--- start of DATA ENTRIES ---
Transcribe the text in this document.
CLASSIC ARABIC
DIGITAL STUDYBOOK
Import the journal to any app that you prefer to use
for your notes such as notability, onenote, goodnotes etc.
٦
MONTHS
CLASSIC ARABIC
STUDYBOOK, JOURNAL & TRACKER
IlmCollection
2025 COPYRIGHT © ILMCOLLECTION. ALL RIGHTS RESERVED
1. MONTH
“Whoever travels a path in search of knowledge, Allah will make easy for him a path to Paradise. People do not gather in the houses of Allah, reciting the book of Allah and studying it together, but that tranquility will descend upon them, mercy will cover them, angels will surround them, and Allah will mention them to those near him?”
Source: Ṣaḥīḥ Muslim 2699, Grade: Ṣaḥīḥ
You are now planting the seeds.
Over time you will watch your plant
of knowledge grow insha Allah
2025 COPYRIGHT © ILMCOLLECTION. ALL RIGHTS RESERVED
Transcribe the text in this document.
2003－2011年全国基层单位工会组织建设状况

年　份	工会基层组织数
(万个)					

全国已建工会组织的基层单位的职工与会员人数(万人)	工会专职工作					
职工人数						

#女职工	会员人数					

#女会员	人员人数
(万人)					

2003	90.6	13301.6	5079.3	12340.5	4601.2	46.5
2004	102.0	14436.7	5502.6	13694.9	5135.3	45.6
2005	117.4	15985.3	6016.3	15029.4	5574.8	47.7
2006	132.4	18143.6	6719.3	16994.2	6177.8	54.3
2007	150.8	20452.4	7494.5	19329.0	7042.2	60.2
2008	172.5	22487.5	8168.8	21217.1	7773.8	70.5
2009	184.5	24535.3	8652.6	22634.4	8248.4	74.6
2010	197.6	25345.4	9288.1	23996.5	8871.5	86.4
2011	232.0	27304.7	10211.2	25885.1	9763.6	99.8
--- end of DATA ENTRIES ---
§ EXERCISE INSTRUCTIONS: Write out the entries above once more, without altering anything.

§ SOLUTION TO THE EXERCISE:
Transcribe the text in this document.
CLASSIC ARABIC
DIGITAL STUDYBOOK
Import the journal to any app that you prefer to use
for your notes such as notability, onenote, goodnotes etc.
٦
MONTHS
CLASSIC ARABIC
STUDYBOOK, JOURNAL & TRACKER
IlmCollection
2025 COPYRIGHT © ILMCOLLECTION. ALL RIGHTS RESERVED
1. MONTH
“Whoever travels a path in search of knowledge, Allah will make easy for him a path to Paradise. People do not gather in the houses of Allah, reciting the book of Allah and studying it together, but that tranquility will descend upon them, mercy will cover them, angels will surround them, and Allah will mention them to those near him?”
Source: Ṣaḥīḥ Muslim 2699, Grade: Ṣaḥīḥ
You are now planting the seeds.
Over time you will watch your plant
of knowledge grow insha Allah
2025 COPYRIGHT © ILMCOLLECTION. ALL RIGHTS RESERVED
Transcribe the text in this document.
2003－2011年全国基层单位工会组织建设状况

年　份	工会基层组织数
(万个)					

全国已建工会组织的基层单位的职工与会员人数(万人)	工会专职工作					
职工人数						

#女职工	会员人数					

#女会员	人员人数
(万人)					

2003	90.6	13301.6	5079.3	12340.5	4601.2	46.5
2004	102.0	14436.7	5502.6	13694.9	5135.3	45.6
2005	117.4	15985.3	6016.3	15029.4	5574.8	47.7
2006	132.4	18143.6	6719.3	16994.2	6177.8	54.3
2007	150.8	20452.4	7494.5	19329.0	7042.2	60.2
2008	172.5	22487.5	8168.8	21217.1	7773.8	70.5
2009	184.5	24535.3	8652.6	22634.4	8248.4	74.6
2010	197.6	25345.4	9288.1	23996.5	8871.5	86.4
2011	232.0	27304.7	10211.2	25885.1	9763.6	99.8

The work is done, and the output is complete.